*Challenge:* How many lines in the records below hold the string "File"? Please answer with the number and nothing more.

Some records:
....

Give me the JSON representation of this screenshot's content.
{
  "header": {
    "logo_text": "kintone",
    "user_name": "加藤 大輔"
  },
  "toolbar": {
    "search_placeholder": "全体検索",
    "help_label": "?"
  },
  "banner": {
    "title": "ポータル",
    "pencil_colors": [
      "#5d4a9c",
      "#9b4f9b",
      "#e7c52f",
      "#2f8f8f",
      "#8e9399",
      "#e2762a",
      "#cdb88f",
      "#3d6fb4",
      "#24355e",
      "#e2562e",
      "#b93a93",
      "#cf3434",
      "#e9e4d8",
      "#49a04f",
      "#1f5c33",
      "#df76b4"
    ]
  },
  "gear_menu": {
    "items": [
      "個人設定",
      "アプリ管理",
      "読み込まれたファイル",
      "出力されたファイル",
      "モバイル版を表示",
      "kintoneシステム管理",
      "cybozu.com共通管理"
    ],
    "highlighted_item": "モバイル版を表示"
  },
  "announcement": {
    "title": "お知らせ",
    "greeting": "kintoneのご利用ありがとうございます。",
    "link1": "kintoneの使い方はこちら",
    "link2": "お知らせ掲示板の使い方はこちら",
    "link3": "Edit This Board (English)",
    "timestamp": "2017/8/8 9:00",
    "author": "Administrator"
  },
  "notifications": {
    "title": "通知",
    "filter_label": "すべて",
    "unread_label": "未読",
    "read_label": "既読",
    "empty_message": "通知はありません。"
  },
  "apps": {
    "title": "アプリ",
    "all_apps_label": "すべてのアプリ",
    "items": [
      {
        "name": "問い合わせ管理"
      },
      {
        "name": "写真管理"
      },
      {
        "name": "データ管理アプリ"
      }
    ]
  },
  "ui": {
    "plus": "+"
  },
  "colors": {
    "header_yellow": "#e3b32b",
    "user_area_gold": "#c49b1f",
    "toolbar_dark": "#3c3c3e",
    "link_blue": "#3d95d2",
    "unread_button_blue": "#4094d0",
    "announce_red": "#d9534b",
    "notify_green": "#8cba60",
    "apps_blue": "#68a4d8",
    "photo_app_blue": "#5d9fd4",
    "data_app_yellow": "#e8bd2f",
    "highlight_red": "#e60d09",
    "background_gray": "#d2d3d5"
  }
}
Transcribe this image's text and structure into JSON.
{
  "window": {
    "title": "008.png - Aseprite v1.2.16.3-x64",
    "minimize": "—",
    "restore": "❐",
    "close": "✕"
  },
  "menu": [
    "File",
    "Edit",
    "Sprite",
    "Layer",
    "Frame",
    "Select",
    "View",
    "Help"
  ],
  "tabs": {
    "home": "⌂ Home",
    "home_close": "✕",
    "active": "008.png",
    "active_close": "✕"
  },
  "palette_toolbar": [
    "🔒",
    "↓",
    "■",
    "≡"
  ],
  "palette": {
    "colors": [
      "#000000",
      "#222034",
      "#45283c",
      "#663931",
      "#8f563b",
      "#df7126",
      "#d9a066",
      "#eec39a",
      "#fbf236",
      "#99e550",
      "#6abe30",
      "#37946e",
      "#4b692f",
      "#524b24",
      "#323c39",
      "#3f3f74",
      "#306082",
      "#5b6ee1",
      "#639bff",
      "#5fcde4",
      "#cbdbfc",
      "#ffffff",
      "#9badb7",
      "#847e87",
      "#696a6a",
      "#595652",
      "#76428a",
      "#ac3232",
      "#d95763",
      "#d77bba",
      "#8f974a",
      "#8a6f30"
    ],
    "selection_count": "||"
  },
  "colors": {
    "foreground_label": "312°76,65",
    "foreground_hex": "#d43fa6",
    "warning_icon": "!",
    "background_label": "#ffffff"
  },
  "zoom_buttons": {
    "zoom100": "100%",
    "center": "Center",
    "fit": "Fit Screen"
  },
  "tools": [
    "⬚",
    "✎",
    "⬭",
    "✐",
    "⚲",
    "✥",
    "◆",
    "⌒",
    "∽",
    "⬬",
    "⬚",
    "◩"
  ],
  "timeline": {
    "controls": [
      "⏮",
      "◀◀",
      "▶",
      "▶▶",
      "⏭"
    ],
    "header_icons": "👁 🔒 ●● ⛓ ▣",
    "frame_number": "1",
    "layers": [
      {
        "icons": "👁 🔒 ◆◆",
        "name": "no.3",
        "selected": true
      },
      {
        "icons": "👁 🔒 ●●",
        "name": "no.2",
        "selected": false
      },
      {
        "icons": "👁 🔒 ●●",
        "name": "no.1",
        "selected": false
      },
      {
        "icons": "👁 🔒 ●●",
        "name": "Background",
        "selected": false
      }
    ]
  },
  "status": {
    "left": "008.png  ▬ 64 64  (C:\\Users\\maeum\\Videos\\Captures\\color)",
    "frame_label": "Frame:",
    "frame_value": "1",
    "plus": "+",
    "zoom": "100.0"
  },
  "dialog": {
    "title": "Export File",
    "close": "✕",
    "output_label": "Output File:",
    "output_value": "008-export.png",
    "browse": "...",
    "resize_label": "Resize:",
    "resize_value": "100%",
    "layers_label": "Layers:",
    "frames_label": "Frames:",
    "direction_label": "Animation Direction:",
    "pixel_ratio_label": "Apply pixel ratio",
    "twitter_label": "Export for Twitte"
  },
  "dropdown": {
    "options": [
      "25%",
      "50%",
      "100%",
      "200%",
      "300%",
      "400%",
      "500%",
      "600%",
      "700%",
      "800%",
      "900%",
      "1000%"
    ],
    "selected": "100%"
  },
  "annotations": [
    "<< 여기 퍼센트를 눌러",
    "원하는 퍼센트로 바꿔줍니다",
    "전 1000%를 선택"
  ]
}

....

*Completed exercise:* 3